Scan the data below for the string "Case". Show every line where it turns up.

◆ Material provided:
....

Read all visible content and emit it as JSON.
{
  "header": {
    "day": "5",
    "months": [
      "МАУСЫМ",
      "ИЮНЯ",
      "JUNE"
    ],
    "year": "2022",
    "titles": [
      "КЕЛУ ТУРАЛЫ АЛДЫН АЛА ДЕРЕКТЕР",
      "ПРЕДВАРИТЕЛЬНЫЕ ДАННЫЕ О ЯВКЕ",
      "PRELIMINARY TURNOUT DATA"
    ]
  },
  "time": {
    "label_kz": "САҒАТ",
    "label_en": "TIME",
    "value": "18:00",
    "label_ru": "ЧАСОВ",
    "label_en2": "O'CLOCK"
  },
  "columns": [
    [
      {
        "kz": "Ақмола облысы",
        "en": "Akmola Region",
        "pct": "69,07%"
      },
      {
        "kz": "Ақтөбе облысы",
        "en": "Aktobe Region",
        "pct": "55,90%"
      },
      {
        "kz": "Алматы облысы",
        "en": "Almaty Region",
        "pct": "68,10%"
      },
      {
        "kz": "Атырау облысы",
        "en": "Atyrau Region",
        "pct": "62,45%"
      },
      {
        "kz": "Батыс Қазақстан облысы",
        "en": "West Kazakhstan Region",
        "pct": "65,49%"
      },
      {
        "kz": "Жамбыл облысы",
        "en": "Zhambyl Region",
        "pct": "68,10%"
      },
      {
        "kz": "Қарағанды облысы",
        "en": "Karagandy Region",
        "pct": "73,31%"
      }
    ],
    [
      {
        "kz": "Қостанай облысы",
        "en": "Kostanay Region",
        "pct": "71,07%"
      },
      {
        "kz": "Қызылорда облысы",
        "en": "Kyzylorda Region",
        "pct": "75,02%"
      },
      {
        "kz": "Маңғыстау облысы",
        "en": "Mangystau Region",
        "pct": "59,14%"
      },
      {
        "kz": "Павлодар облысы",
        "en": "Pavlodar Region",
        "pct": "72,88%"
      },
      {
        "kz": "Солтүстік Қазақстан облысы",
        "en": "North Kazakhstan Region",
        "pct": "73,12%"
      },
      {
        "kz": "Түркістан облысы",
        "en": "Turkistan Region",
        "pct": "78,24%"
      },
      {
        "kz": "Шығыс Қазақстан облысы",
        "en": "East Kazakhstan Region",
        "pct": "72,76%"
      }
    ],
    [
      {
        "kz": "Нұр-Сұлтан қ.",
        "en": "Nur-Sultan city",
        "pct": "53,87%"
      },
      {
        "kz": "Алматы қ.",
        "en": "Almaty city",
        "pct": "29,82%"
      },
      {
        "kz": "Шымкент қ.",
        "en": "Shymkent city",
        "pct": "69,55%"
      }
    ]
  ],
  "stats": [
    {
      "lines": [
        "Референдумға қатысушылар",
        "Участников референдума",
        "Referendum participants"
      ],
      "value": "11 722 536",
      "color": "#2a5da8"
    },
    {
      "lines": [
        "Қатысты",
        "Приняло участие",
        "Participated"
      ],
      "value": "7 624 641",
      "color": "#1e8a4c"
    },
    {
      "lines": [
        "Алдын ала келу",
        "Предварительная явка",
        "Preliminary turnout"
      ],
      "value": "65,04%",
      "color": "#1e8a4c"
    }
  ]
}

....

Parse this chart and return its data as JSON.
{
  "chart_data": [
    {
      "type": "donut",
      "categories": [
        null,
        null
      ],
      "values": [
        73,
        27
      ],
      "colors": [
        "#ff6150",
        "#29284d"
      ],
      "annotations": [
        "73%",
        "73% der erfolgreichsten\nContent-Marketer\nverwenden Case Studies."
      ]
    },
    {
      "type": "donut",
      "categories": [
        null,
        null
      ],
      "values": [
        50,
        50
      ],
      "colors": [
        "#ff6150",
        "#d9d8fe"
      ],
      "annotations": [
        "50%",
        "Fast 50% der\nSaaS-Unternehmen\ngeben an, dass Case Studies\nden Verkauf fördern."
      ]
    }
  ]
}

....

◆ Output of the task:
        "73% der erfolgreichsten\nContent-Marketer\nverwenden Case Studies."
        "Fast 50% der\nSaaS-Unternehmen\ngeben an, dass Case Studies\nden Verkauf fördern."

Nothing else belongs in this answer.